* _WRITTEN EXERCISE_
Read the listing and extract each line that includes the word "Garage".

* _RECORD LIST_

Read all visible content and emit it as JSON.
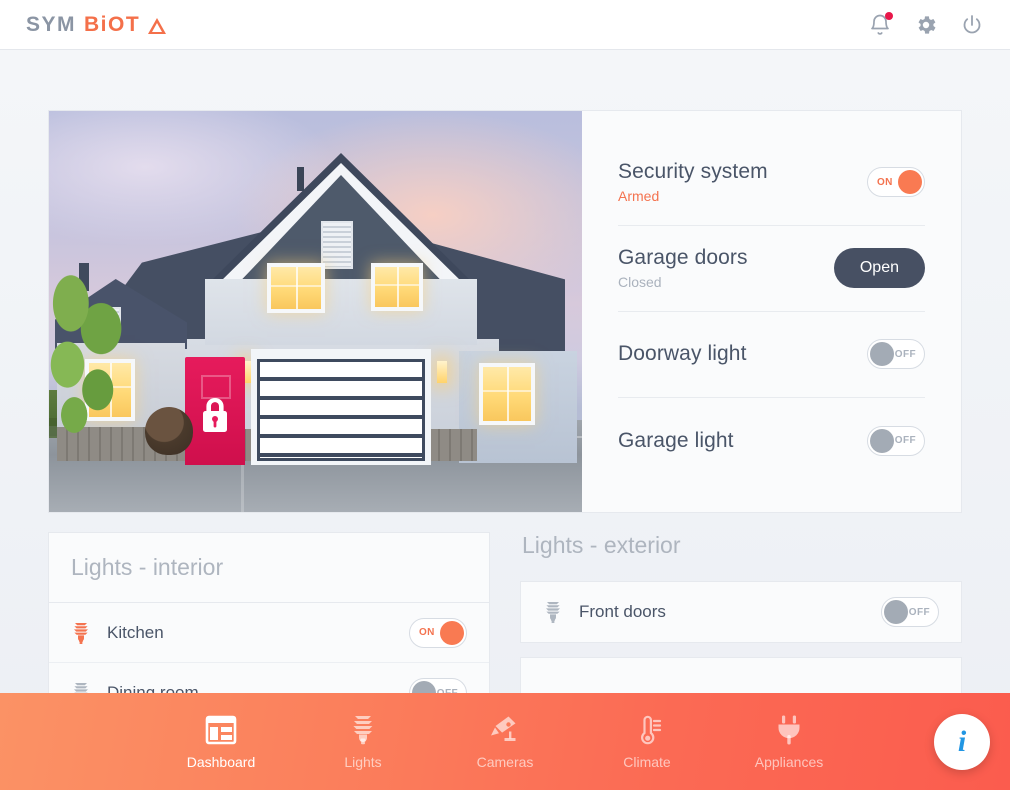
{
  "header": {
    "logo": {
      "part1": "SYM",
      "part2": "BiOT",
      "triangle_icon": "triangle-icon"
    },
    "icons": [
      {
        "name": "notifications-bell-icon",
        "label": "Notifications",
        "has_badge": true
      },
      {
        "name": "settings-gear-icon",
        "label": "Settings",
        "has_badge": false
      },
      {
        "name": "power-icon",
        "label": "Power",
        "has_badge": false
      }
    ],
    "accent_color": "#f4704a",
    "logo_gray": "#8b95a4",
    "badge_color": "#e8174a"
  },
  "hero": {
    "photo_alt": "house-exterior-photo",
    "lock_icon": "lock-icon",
    "rows": [
      {
        "title": "Security system",
        "status": "Armed",
        "status_kind": "armed",
        "control": "toggle",
        "toggle_state": "ON"
      },
      {
        "title": "Garage doors",
        "status": "Closed",
        "status_kind": "muted",
        "control": "button",
        "button_label": "Open"
      },
      {
        "title": "Doorway light",
        "status": "",
        "status_kind": "none",
        "control": "toggle",
        "toggle_state": "OFF"
      },
      {
        "title": "Garage light",
        "status": "",
        "status_kind": "none",
        "control": "toggle",
        "toggle_state": "OFF"
      }
    ]
  },
  "lights_interior": {
    "title": "Lights - interior",
    "devices": [
      {
        "name": "Kitchen",
        "icon": "light-bulb-icon",
        "toggle_state": "ON"
      },
      {
        "name": "Dining room",
        "icon": "light-bulb-icon",
        "toggle_state": "OFF"
      }
    ]
  },
  "lights_exterior": {
    "title": "Lights - exterior",
    "devices": [
      {
        "name": "Front doors",
        "icon": "light-bulb-icon",
        "toggle_state": "OFF"
      }
    ]
  },
  "bottom_nav": {
    "items": [
      {
        "label": "Dashboard",
        "icon": "dashboard-icon",
        "active": true
      },
      {
        "label": "Lights",
        "icon": "light-bulb-icon",
        "active": false
      },
      {
        "label": "Cameras",
        "icon": "camera-icon",
        "active": false
      },
      {
        "label": "Climate",
        "icon": "thermometer-icon",
        "active": false
      },
      {
        "label": "Appliances",
        "icon": "plug-icon",
        "active": false
      }
    ],
    "gradient_from": "#fb9265",
    "gradient_to": "#fb5c4e"
  },
  "fab": {
    "label": "i",
    "name": "info-button",
    "color": "#2196e3"
  }
}
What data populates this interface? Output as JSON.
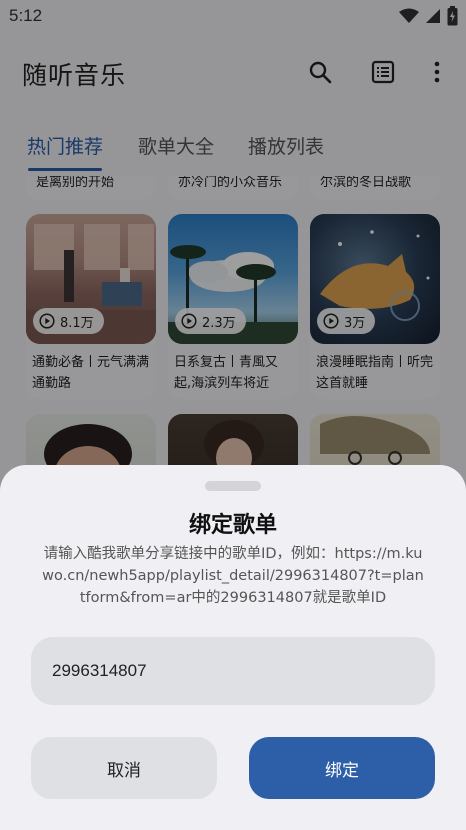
{
  "status_bar": {
    "time": "5:12"
  },
  "app_bar": {
    "title": "随听音乐",
    "icons": [
      "search-icon",
      "list-icon",
      "more-vert-icon"
    ]
  },
  "tabs": [
    {
      "label": "热门推荐",
      "active": true
    },
    {
      "label": "歌单大全",
      "active": false
    },
    {
      "label": "播放列表",
      "active": false
    }
  ],
  "top_row_titles": [
    "是离别的开始",
    "亦冷门的小众音乐",
    "尔滨的冬日战歌"
  ],
  "playlists": [
    {
      "title": "通勤必备丨元气满满通勤路",
      "plays": "8.1万"
    },
    {
      "title": "日系复古丨青風又起,海滨列车将近",
      "plays": "2.3万"
    },
    {
      "title": "浪漫睡眠指南丨听完这首就睡",
      "plays": "3万"
    }
  ],
  "dialog": {
    "title": "绑定歌单",
    "description": "请输入酷我歌单分享链接中的歌单ID，例如：https://m.kuwo.cn/newh5app/playlist_detail/2996314807?t=plantform&from=ar中的2996314807就是歌单ID",
    "input_value": "2996314807",
    "cancel_label": "取消",
    "confirm_label": "绑定"
  },
  "colors": {
    "accent": "#2d5fa8",
    "sheet_background": "#f0f0f4",
    "input_background": "#dfe0e4"
  }
}
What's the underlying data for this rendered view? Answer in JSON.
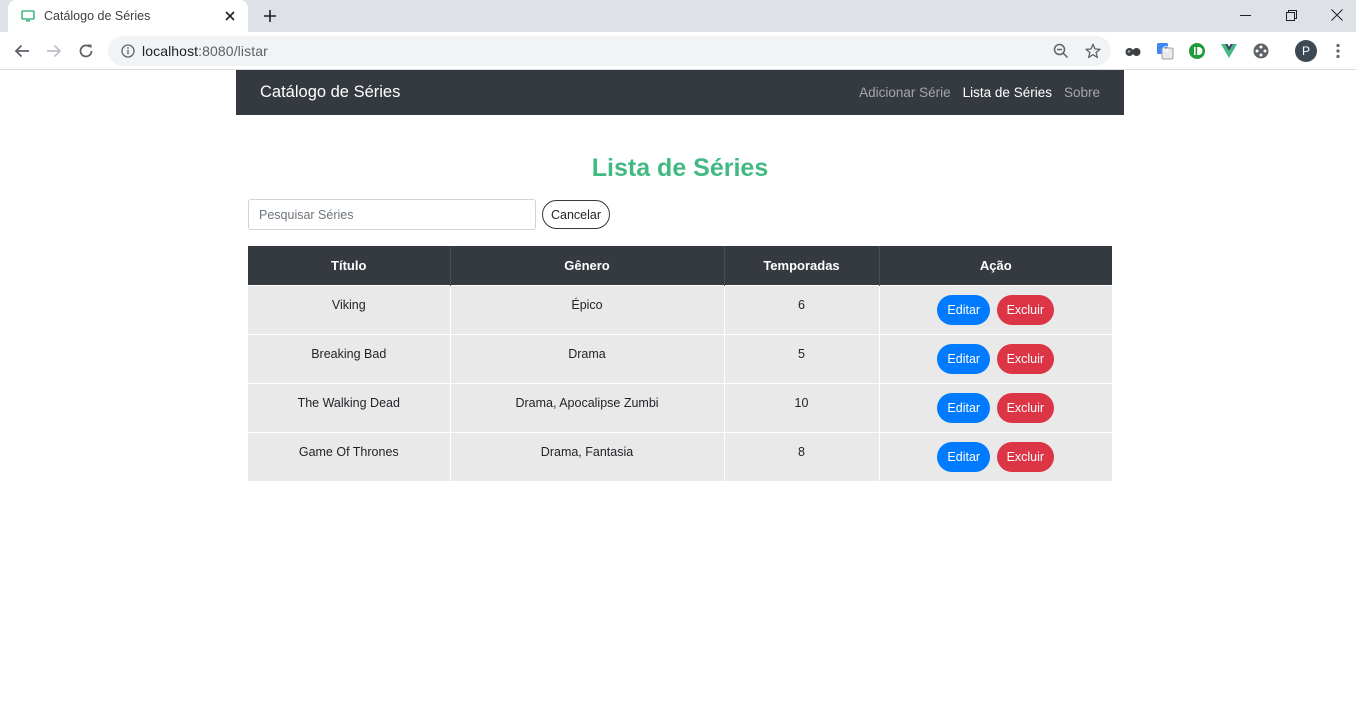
{
  "browser": {
    "tab_title": "Catálogo de Séries",
    "url_host": "localhost",
    "url_rest": ":8080/listar",
    "profile_initial": "P"
  },
  "navbar": {
    "brand": "Catálogo de Séries",
    "links": [
      {
        "label": "Adicionar Série",
        "active": false
      },
      {
        "label": "Lista de Séries",
        "active": true
      },
      {
        "label": "Sobre",
        "active": false
      }
    ]
  },
  "page": {
    "title": "Lista de Séries",
    "search_placeholder": "Pesquisar Séries",
    "search_value": "",
    "cancel_label": "Cancelar"
  },
  "table": {
    "headers": [
      "Título",
      "Gênero",
      "Temporadas",
      "Ação"
    ],
    "rows": [
      {
        "titulo": "Viking",
        "genero": "Épico",
        "temporadas": "6"
      },
      {
        "titulo": "Breaking Bad",
        "genero": "Drama",
        "temporadas": "5"
      },
      {
        "titulo": "The Walking Dead",
        "genero": "Drama, Apocalipse Zumbi",
        "temporadas": "10"
      },
      {
        "titulo": "Game Of Thrones",
        "genero": "Drama, Fantasia",
        "temporadas": "8"
      }
    ],
    "edit_label": "Editar",
    "delete_label": "Excluir"
  },
  "colors": {
    "accent": "#42b983",
    "navbar_bg": "#343a40",
    "edit_button": "#007bff",
    "delete_button": "#dc3545"
  }
}
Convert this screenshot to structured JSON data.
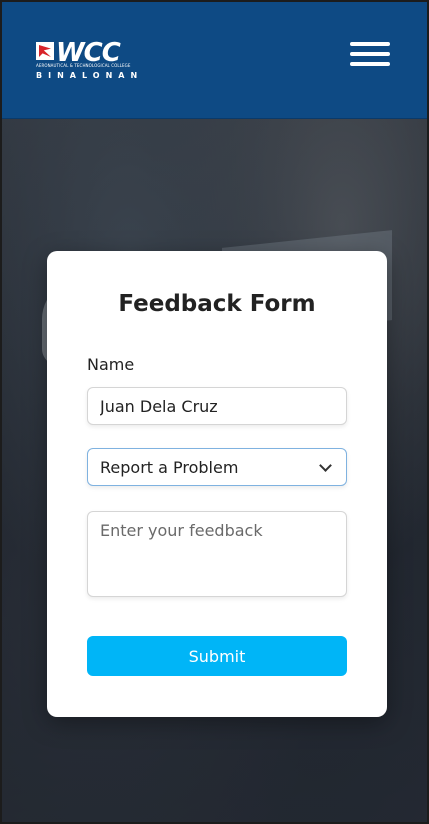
{
  "header": {
    "logo_text": "WCC",
    "logo_subtitle": "AERONAUTICAL & TECHNOLOGICAL COLLEGE",
    "logo_location": "BINALONAN",
    "menu_icon": "hamburger-menu-icon"
  },
  "form": {
    "title": "Feedback Form",
    "name_label": "Name",
    "name_value": "Juan Dela Cruz",
    "type_selected": "Report a Problem",
    "feedback_placeholder": "Enter your feedback",
    "submit_label": "Submit"
  },
  "colors": {
    "header_bg": "#0e4a84",
    "submit_bg": "#00b5f7"
  }
}
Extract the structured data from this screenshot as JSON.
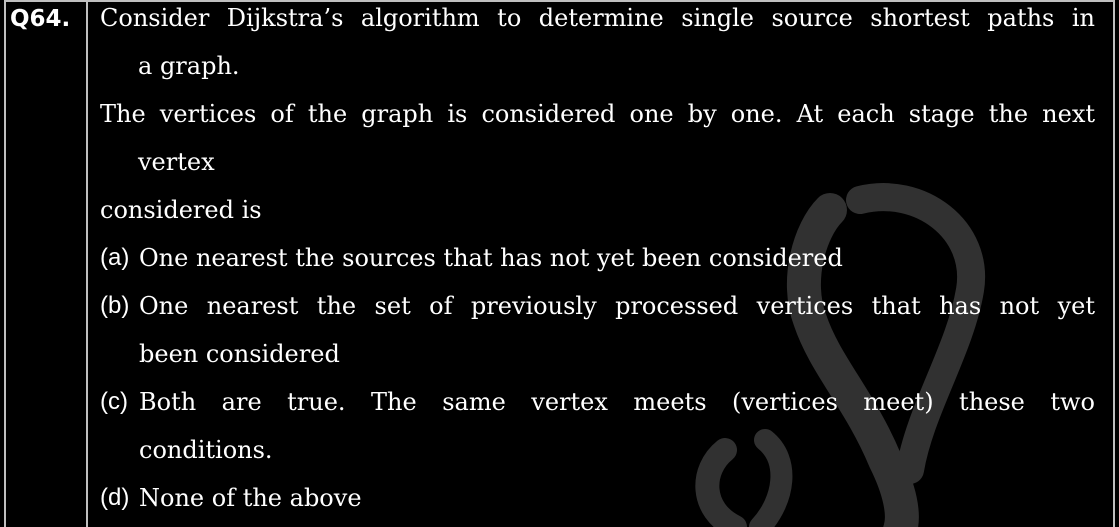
{
  "question": {
    "number": "Q64.",
    "stem_line1": "Consider Dijkstra’s algorithm to determine single source shortest paths in",
    "stem_line2": "a graph.",
    "stem_line3": "The vertices of the graph is considered one by one. At each stage the next",
    "stem_line4": "vertex",
    "stem_line5": "considered is"
  },
  "options": [
    {
      "label": "(a)",
      "line1": "One nearest the sources that has not yet been considered",
      "line2": ""
    },
    {
      "label": "(b)",
      "line1": "One nearest the set of previously processed vertices that has not yet",
      "line2": "been considered"
    },
    {
      "label": "(c)",
      "line1": "Both are true. The same vertex meets (vertices meet) these two",
      "line2": "conditions."
    },
    {
      "label": "(d)",
      "line1": "None of the above",
      "line2": ""
    }
  ],
  "colors": {
    "background": "#000000",
    "text": "#ffffff",
    "border": "#bfbfbf",
    "watermark": "#5a5a5a"
  }
}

* _CORRECT ANSWER_
        "title": "Garage doors",
        "title": "Garage light",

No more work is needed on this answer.